* Exercise directions *
Transcribe the listing in full, excluding any pictures.
━━━ Dataset extract
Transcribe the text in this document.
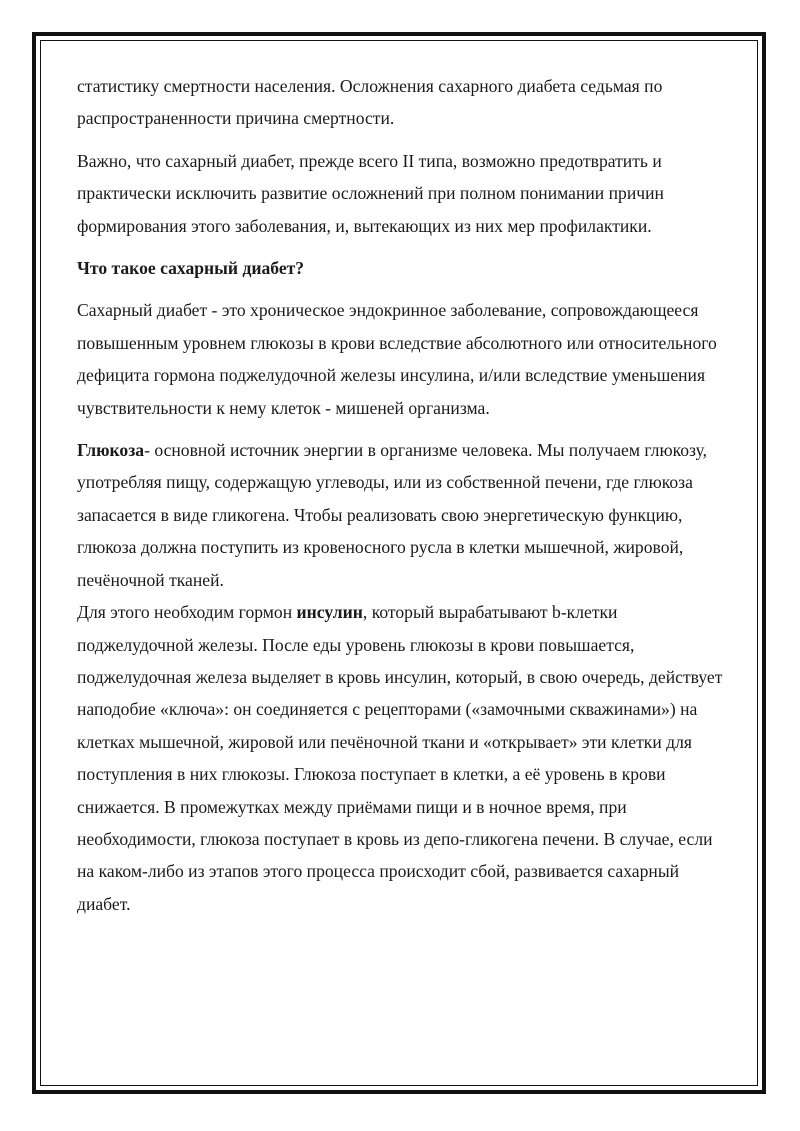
статистику смертности населения. Осложнения сахарного диабета седьмая по распространенности причина смертности.

Важно, что сахарный диабет, прежде всего II типа, возможно предотвратить и практически исключить развитие осложнений при полном понимании причин формирования этого заболевания, и, вытекающих из них мер профилактики.

Что такое сахарный диабет?

Сахарный диабет - это хроническое эндокринное заболевание, сопровождающееся повышенным уровнем глюкозы в крови вследствие абсолютного или относительного дефицита гормона поджелудочной железы инсулина, и/или вследствие уменьшения чувствительности к нему клеток - мишеней организма.

Глюкоза- основной источник энергии в организме человека. Мы получаем глюкозу, употребляя пищу, содержащую углеводы, или из собственной печени, где глюкоза запасается в виде гликогена. Чтобы реализовать свою энергетическую функцию, глюкоза должна поступить из кровеносного русла в клетки мышечной, жировой, печёночной тканей.

Для этого необходим гормон инсулин, который вырабатывают b-клетки поджелудочной железы. После еды уровень глюкозы в крови повышается, поджелудочная железа выделяет в кровь инсулин, который, в свою очередь, действует наподобие «ключа»: он соединяется с рецепторами («замочными скважинами») на клетках мышечной, жировой или печёночной ткани и «открывает» эти клетки для поступления в них глюкозы. Глюкоза поступает в клетки, а её уровень в крови снижается. В промежутках между приёмами пищи и в ночное время, при необходимости, глюкоза поступает в кровь из депо-гликогена печени. В случае, если на каком-либо из этапов этого процесса происходит сбой, развивается сахарный диабет.
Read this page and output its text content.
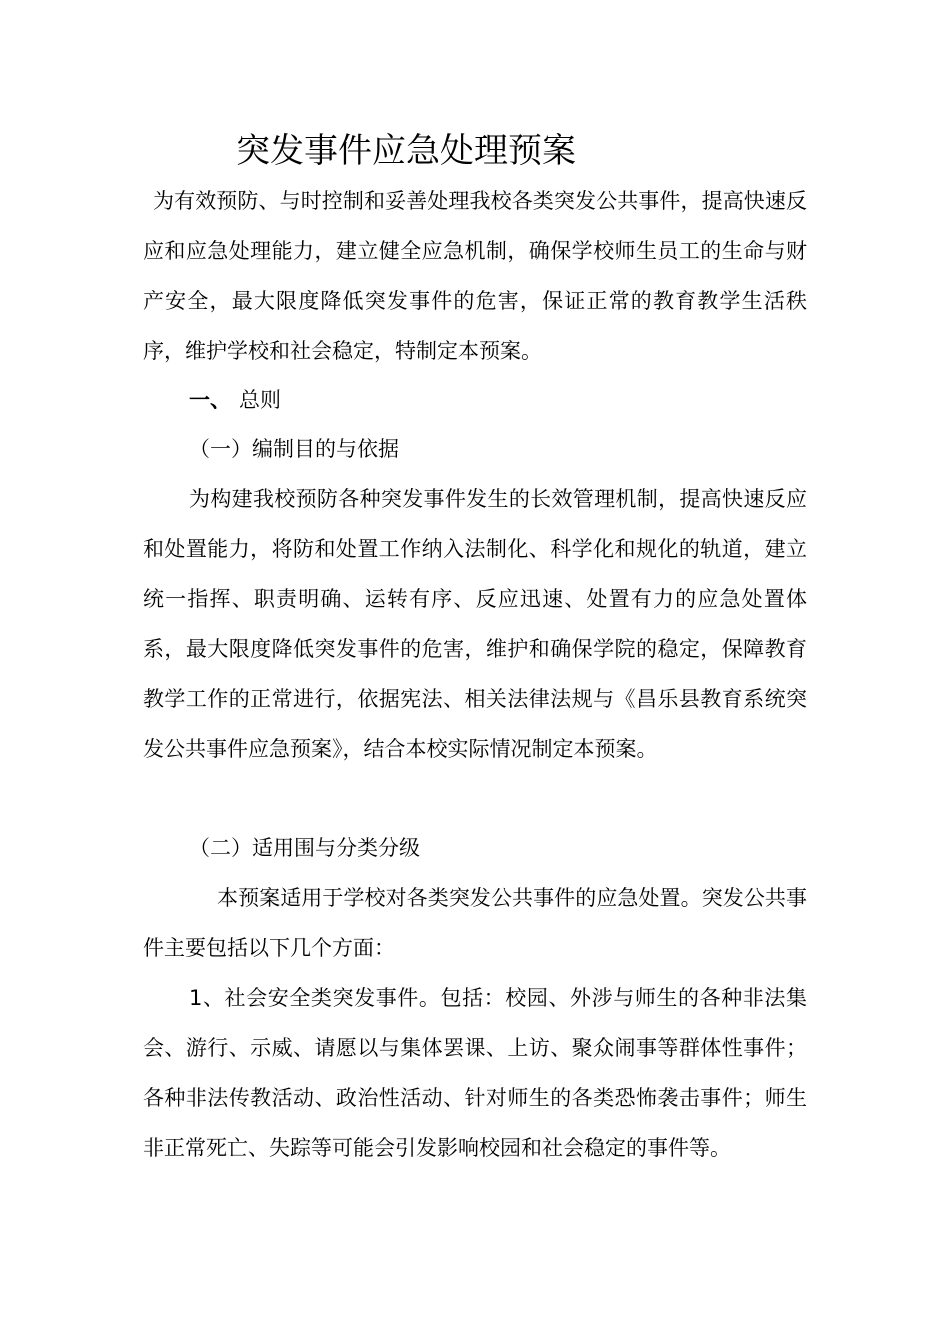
突发事件应急处理预案
为有效预防、与时控制和妥善处理我校各类突发公共事件，提高快速反应和应急处理能力，建立健全应急机制，确保学校师生员工的生命与财产安全，最大限度降低突发事件的危害，保证正常的教育教学生活秩序，维护学校和社会稳定，特制定本预案。
一、 总则
（一）编制目的与依据
为构建我校预防各种突发事件发生的长效管理机制，提高快速反应和处置能力，将防和处置工作纳入法制化、科学化和规化的轨道，建立统一指挥、职责明确、运转有序、反应迅速、处置有力的应急处置体系，最大限度降低突发事件的危害，维护和确保学院的稳定，保障教育教学工作的正常进行，依据宪法、相关法律法规与《昌乐县教育系统突发公共事件应急预案》，结合本校实际情况制定本预案。
（二）适用围与分类分级
本预案适用于学校对各类突发公共事件的应急处置。突发公共事件主要包括以下几个方面：
1、社会安全类突发事件。包括：校园、外涉与师生的各种非法集会、游行、示威、请愿以与集体罢课、上访、聚众闹事等群体性事件；各种非法传教活动、政治性活动、针对师生的各类恐怖袭击事件；师生非正常死亡、失踪等可能会引发影响校园和社会稳定的事件等。
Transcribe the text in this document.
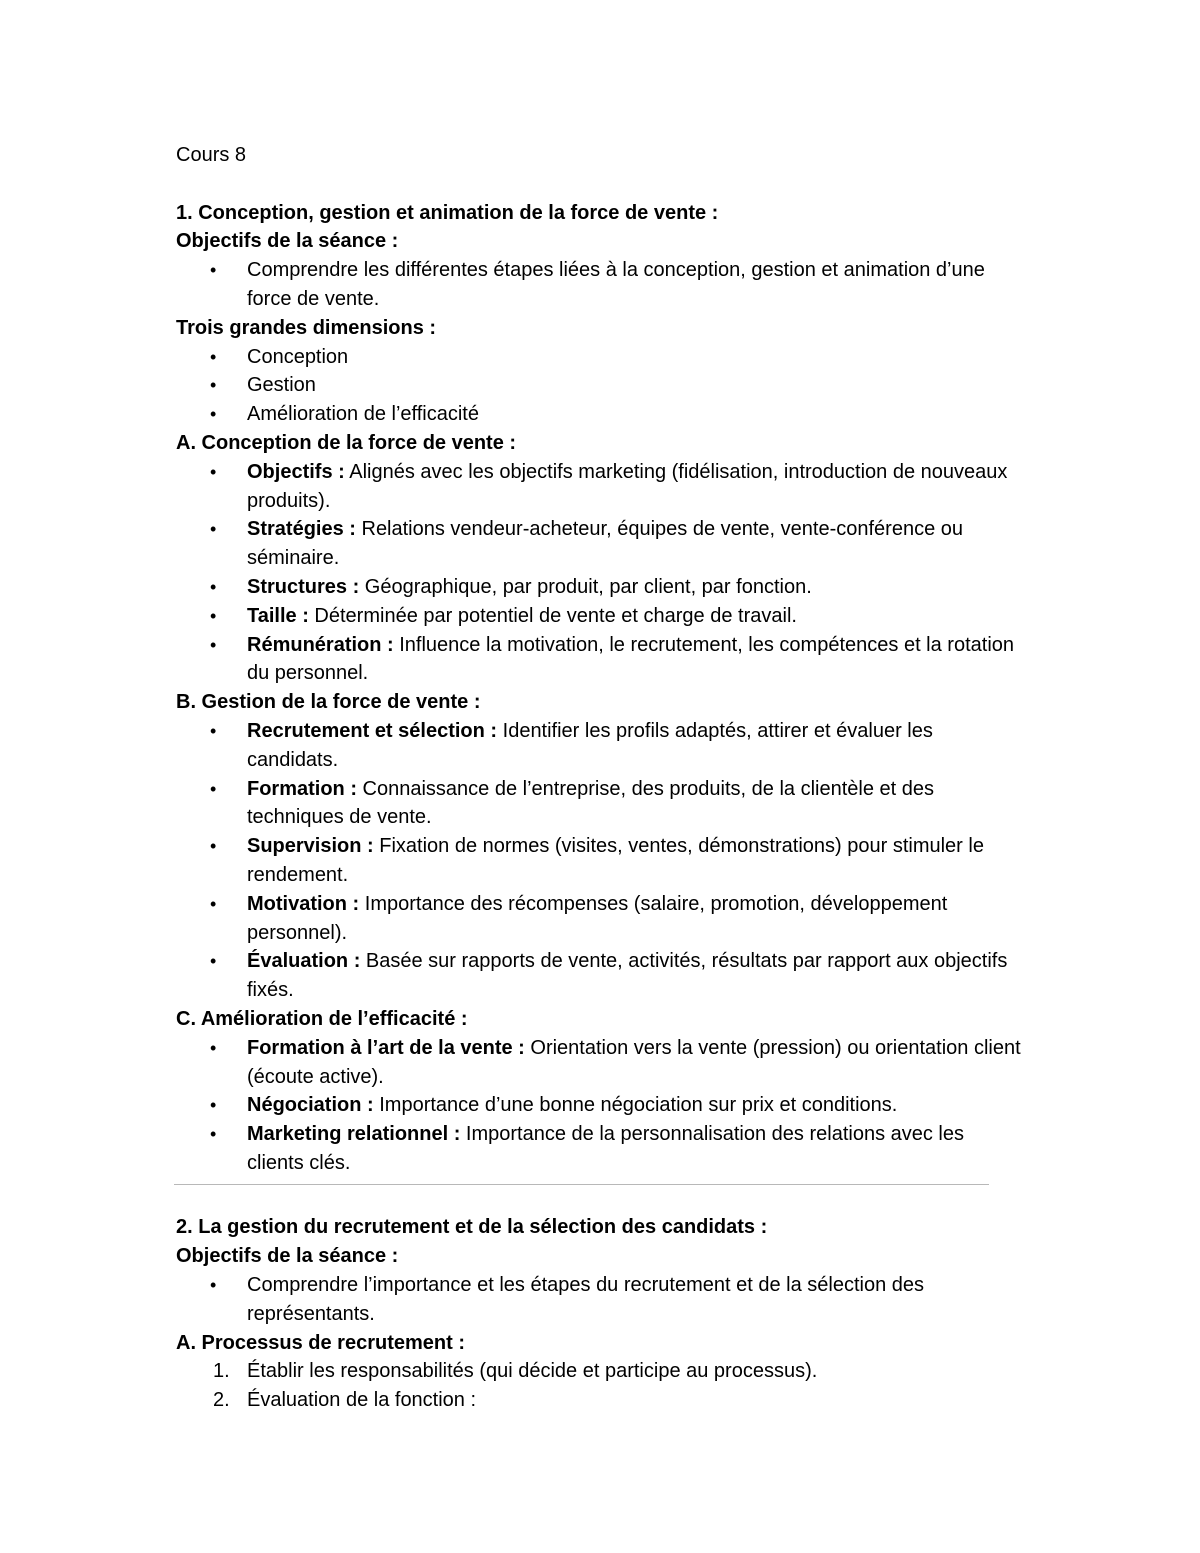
Cours 8
1. Conception, gestion et animation de la force de vente :
Objectifs de la séance :
• Comprendre les différentes étapes liées à la conception, gestion et animation d’une force de vente.
Trois grandes dimensions :
• Conception
• Gestion
• Amélioration de l’efficacité
A. Conception de la force de vente :
• Objectifs : Alignés avec les objectifs marketing (fidélisation, introduction de nouveaux produits).
• Stratégies : Relations vendeur-acheteur, équipes de vente, vente-conférence ou séminaire.
• Structures : Géographique, par produit, par client, par fonction.
• Taille : Déterminée par potentiel de vente et charge de travail.
• Rémunération : Influence la motivation, le recrutement, les compétences et la rotation du personnel.
B. Gestion de la force de vente :
• Recrutement et sélection : Identifier les profils adaptés, attirer et évaluer les candidats.
• Formation : Connaissance de l’entreprise, des produits, de la clientèle et des techniques de vente.
• Supervision : Fixation de normes (visites, ventes, démonstrations) pour stimuler le rendement.
• Motivation : Importance des récompenses (salaire, promotion, développement personnel).
• Évaluation : Basée sur rapports de vente, activités, résultats par rapport aux objectifs fixés.
C. Amélioration de l’efficacité :
• Formation à l’art de la vente : Orientation vers la vente (pression) ou orientation client (écoute active).
• Négociation : Importance d’une bonne négociation sur prix et conditions.
• Marketing relationnel : Importance de la personnalisation des relations avec les clients clés.
2. La gestion du recrutement et de la sélection des candidats :
Objectifs de la séance :
• Comprendre l’importance et les étapes du recrutement et de la sélection des représentants.
A. Processus de recrutement :
1. Établir les responsabilités (qui décide et participe au processus).
2. Évaluation de la fonction :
━━━━━━
* Exercise result *
Transcribe the text in this document.
статистику смертности населения. Осложнения сахарного диабета седьмая по распространенности причина смертности.

Важно, что сахарный диабет, прежде всего II типа, возможно предотвратить и практически исключить развитие осложнений при полном понимании причин формирования этого заболевания, и, вытекающих из них мер профилактики.

Что такое сахарный диабет?

Сахарный диабет - это хроническое эндокринное заболевание, сопровождающееся повышенным уровнем глюкозы в крови вследствие абсолютного или относительного дефицита гормона поджелудочной железы инсулина, и/или вследствие уменьшения чувствительности к нему клеток - мишеней организма.

Глюкоза- основной источник энергии в организме человека. Мы получаем глюкозу, употребляя пищу, содержащую углеводы, или из собственной печени, где глюкоза запасается в виде гликогена. Чтобы реализовать свою энергетическую функцию, глюкоза должна поступить из кровеносного русла в клетки мышечной, жировой, печёночной тканей.

Для этого необходим гормон инсулин, который вырабатывают b-клетки поджелудочной железы. После еды уровень глюкозы в крови повышается, поджелудочная железа выделяет в кровь инсулин, который, в свою очередь, действует наподобие «ключа»: он соединяется с рецепторами («замочными скважинами») на клетках мышечной, жировой или печёночной ткани и «открывает» эти клетки для поступления в них глюкозы. Глюкоза поступает в клетки, а её уровень в крови снижается. В промежутках между приёмами пищи и в ночное время, при необходимости, глюкоза поступает в кровь из депо-гликогена печени. В случае, если на каком-либо из этапов этого процесса происходит сбой, развивается сахарный диабет.
Read this page and output its text content.
突发事件应急处理预案
为有效预防、与时控制和妥善处理我校各类突发公共事件，提高快速反应和应急处理能力，建立健全应急机制，确保学校师生员工的生命与财产安全，最大限度降低突发事件的危害，保证正常的教育教学生活秩序，维护学校和社会稳定，特制定本预案。
一、 总则
（一）编制目的与依据
为构建我校预防各种突发事件发生的长效管理机制，提高快速反应和处置能力，将防和处置工作纳入法制化、科学化和规化的轨道，建立统一指挥、职责明确、运转有序、反应迅速、处置有力的应急处置体系，最大限度降低突发事件的危害，维护和确保学院的稳定，保障教育教学工作的正常进行，依据宪法、相关法律法规与《昌乐县教育系统突发公共事件应急预案》，结合本校实际情况制定本预案。
（二）适用围与分类分级
本预案适用于学校对各类突发公共事件的应急处置。突发公共事件主要包括以下几个方面：
1、社会安全类突发事件。包括：校园、外涉与师生的各种非法集会、游行、示威、请愿以与集体罢课、上访、聚众闹事等群体性事件；各种非法传教活动、政治性活动、针对师生的各类恐怖袭击事件；师生非正常死亡、失踪等可能会引发影响校园和社会稳定的事件等。
Transcribe the text in this document.
Cours 8
1. Conception, gestion et animation de la force de vente :
Objectifs de la séance :
• Comprendre les différentes étapes liées à la conception, gestion et animation d’une force de vente.
Trois grandes dimensions :
• Conception
• Gestion
• Amélioration de l’efficacité
A. Conception de la force de vente :
• Objectifs : Alignés avec les objectifs marketing (fidélisation, introduction de nouveaux produits).
• Stratégies : Relations vendeur-acheteur, équipes de vente, vente-conférence ou séminaire.
• Structures : Géographique, par produit, par client, par fonction.
• Taille : Déterminée par potentiel de vente et charge de travail.
• Rémunération : Influence la motivation, le recrutement, les compétences et la rotation du personnel.
B. Gestion de la force de vente :
• Recrutement et sélection : Identifier les profils adaptés, attirer et évaluer les candidats.
• Formation : Connaissance de l’entreprise, des produits, de la clientèle et des techniques de vente.
• Supervision : Fixation de normes (visites, ventes, démonstrations) pour stimuler le rendement.
• Motivation : Importance des récompenses (salaire, promotion, développement personnel).
• Évaluation : Basée sur rapports de vente, activités, résultats par rapport aux objectifs fixés.
C. Amélioration de l’efficacité :
• Formation à l’art de la vente : Orientation vers la vente (pression) ou orientation client (écoute active).
• Négociation : Importance d’une bonne négociation sur prix et conditions.
• Marketing relationnel : Importance de la personnalisation des relations avec les clients clés.
2. La gestion du recrutement et de la sélection des candidats :
Objectifs de la séance :
• Comprendre l’importance et les étapes du recrutement et de la sélection des représentants.
A. Processus de recrutement :
1. Établir les responsabilités (qui décide et participe au processus).
2. Évaluation de la fonction :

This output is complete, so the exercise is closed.